GIVEN TASK
Go through the material and write it all out exactly, minus the pictures.

* Start DATA SUPPLIED *

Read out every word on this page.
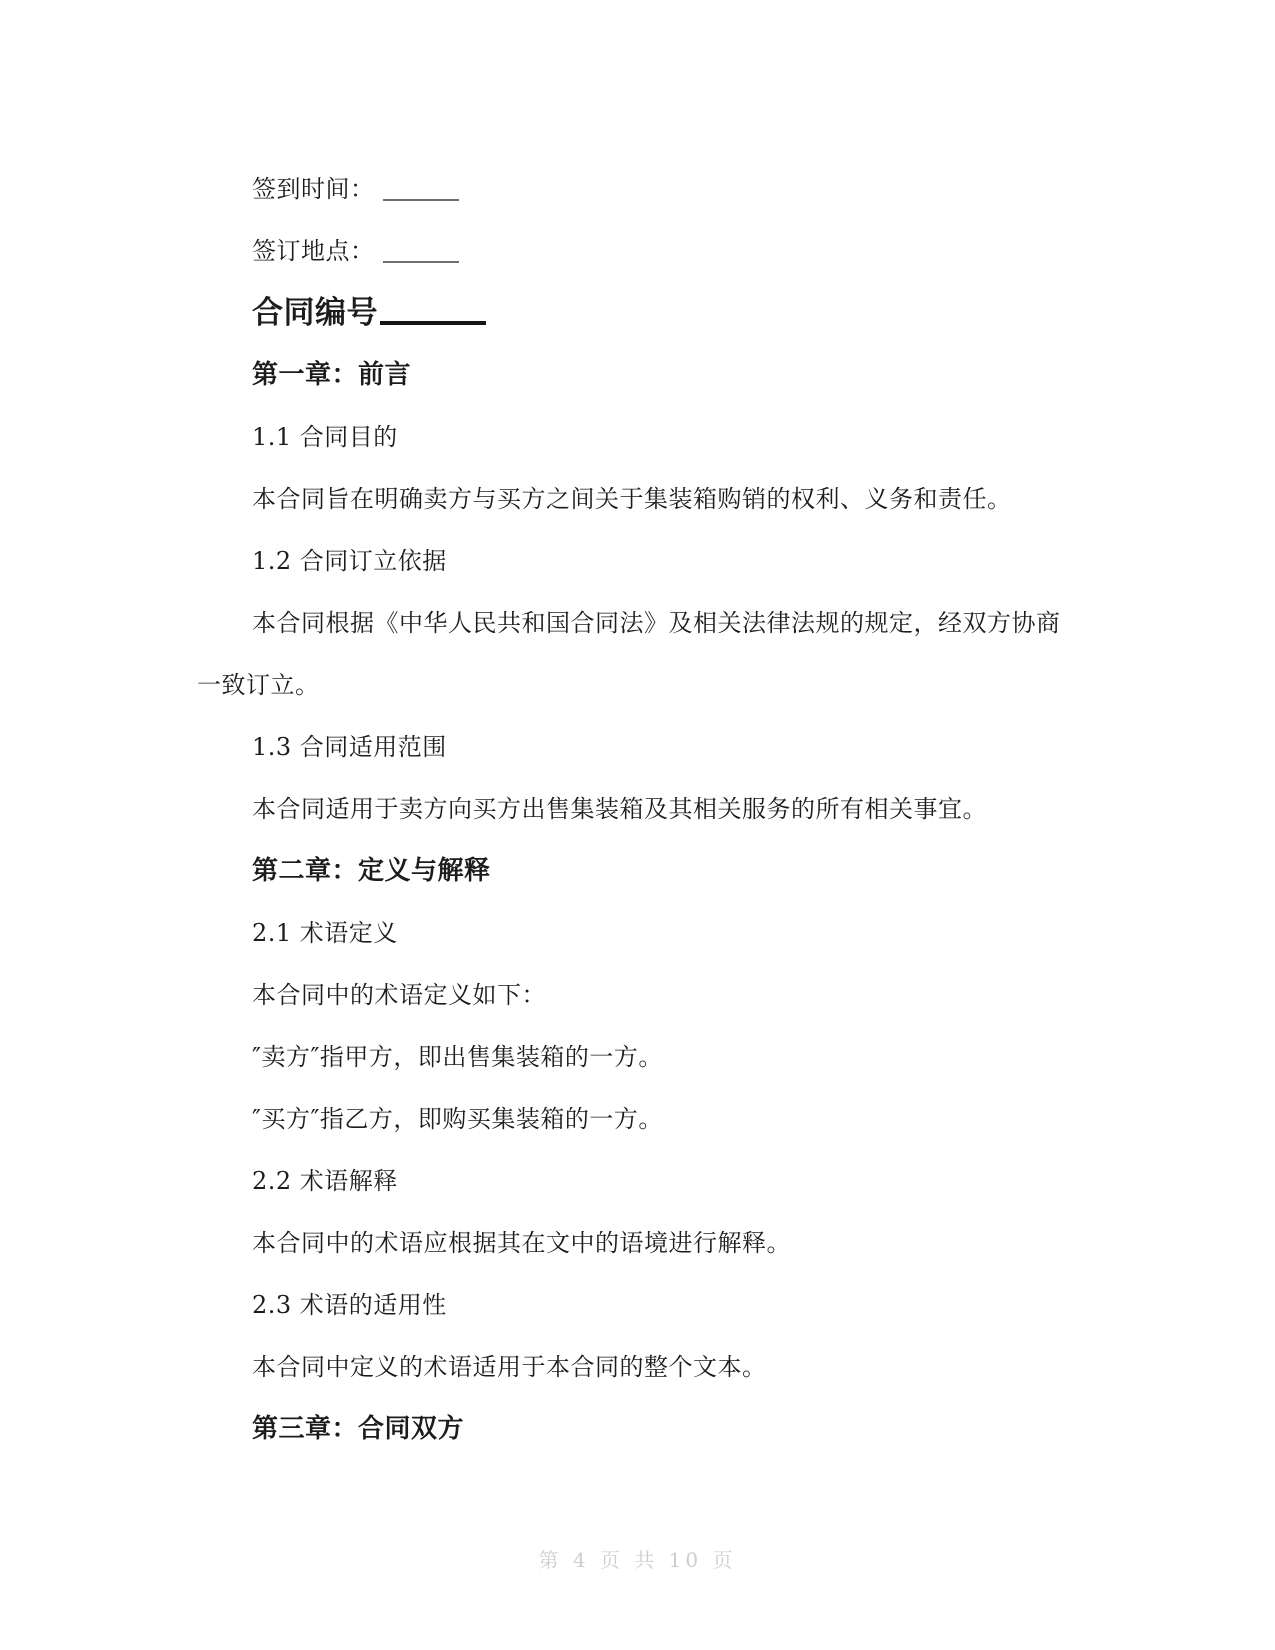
签到时间：

签订地点：

合同编号

第一章：前言

1.1 合同目的

本合同旨在明确卖方与买方之间关于集装箱购销的权利、义务和责任。

1.2 合同订立依据

本合同根据《中华人民共和国合同法》及相关法律法规的规定，经双方协商

一致订立。

1.3 合同适用范围

本合同适用于卖方向买方出售集装箱及其相关服务的所有相关事宜。

第二章：定义与解释

2.1 术语定义

本合同中的术语定义如下：

″卖方″指甲方，即出售集装箱的一方。

″买方″指乙方，即购买集装箱的一方。

2.2 术语解释

本合同中的术语应根据其在文中的语境进行解释。

2.3 术语的适用性

本合同中定义的术语适用于本合同的整个文本。

第三章：合同双方

第 4 页 共 10 页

* End DATA SUPPLIED *

RESULT
Read out every word on this page.
签到时间：

签订地点：

合同编号

第一章：前言

1.1 合同目的

本合同旨在明确卖方与买方之间关于集装箱购销的权利、义务和责任。

1.2 合同订立依据

本合同根据《中华人民共和国合同法》及相关法律法规的规定，经双方协商

一致订立。

1.3 合同适用范围

本合同适用于卖方向买方出售集装箱及其相关服务的所有相关事宜。

第二章：定义与解释

2.1 术语定义

本合同中的术语定义如下：

″卖方″指甲方，即出售集装箱的一方。

″买方″指乙方，即购买集装箱的一方。

2.2 术语解释

本合同中的术语应根据其在文中的语境进行解释。

2.3 术语的适用性

本合同中定义的术语适用于本合同的整个文本。

第三章：合同双方

第 4 页 共 10 页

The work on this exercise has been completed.